In the listing below, locate the lines bearing the word "smetana". Copy every one of them.

————

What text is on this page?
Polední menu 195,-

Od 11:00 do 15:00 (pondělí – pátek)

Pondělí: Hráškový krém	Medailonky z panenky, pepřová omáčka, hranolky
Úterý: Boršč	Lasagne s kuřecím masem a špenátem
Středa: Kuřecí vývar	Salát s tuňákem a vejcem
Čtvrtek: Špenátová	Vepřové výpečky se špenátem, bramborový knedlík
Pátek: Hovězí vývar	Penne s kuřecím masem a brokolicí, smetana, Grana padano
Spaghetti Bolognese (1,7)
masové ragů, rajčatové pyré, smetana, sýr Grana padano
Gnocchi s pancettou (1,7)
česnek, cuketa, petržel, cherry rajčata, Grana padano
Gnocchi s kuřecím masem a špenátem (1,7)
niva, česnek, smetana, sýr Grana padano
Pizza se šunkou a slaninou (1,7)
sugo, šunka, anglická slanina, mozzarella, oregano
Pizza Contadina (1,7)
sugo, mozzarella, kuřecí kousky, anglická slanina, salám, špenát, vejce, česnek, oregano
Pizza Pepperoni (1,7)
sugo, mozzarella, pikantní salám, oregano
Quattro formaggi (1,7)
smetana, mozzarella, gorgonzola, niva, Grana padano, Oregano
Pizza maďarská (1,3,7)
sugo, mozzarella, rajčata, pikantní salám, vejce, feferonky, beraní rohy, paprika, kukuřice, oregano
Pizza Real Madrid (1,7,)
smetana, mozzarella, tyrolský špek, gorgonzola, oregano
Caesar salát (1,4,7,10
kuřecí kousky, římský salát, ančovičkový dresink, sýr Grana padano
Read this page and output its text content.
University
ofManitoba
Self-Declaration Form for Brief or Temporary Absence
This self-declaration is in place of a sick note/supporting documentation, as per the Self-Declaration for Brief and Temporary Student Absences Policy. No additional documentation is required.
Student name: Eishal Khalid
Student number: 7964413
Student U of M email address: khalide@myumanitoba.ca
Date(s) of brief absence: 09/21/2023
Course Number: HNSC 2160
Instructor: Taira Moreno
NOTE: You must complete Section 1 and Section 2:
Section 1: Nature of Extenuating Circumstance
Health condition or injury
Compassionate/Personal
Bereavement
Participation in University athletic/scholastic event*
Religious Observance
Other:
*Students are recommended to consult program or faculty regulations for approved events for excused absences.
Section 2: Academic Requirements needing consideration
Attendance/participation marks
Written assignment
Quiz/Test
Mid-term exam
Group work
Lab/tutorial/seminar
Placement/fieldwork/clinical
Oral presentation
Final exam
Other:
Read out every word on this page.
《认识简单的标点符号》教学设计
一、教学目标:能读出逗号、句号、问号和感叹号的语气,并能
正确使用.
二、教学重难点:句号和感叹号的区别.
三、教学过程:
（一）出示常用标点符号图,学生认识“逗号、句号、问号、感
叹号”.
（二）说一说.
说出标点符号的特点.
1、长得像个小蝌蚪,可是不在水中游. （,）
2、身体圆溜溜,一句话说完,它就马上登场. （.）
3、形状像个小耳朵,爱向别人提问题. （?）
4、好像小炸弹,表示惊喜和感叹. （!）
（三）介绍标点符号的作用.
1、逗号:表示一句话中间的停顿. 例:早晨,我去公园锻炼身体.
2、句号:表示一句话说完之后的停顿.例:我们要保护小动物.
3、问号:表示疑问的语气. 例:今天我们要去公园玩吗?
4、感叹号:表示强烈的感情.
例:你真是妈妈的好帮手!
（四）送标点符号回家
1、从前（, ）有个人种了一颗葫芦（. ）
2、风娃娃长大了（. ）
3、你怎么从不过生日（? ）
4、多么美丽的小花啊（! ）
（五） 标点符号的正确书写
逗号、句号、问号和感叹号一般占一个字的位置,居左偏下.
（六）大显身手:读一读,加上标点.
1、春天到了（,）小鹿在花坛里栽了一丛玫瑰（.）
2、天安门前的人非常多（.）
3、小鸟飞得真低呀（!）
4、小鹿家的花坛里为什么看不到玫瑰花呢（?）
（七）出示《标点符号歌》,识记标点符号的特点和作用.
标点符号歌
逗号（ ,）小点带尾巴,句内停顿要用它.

————

Written response >>
Pátek: Hovězí vývar	Penne s kuřecím masem a brokolicí, smetana, Grana padano
masové ragů, rajčatové pyré, smetana, sýr Grana padano
niva, česnek, smetana, sýr Grana padano
smetana, mozzarella, gorgonzola, niva, Grana padano, Oregano
smetana, mozzarella, tyrolský špek, gorgonzola, oregano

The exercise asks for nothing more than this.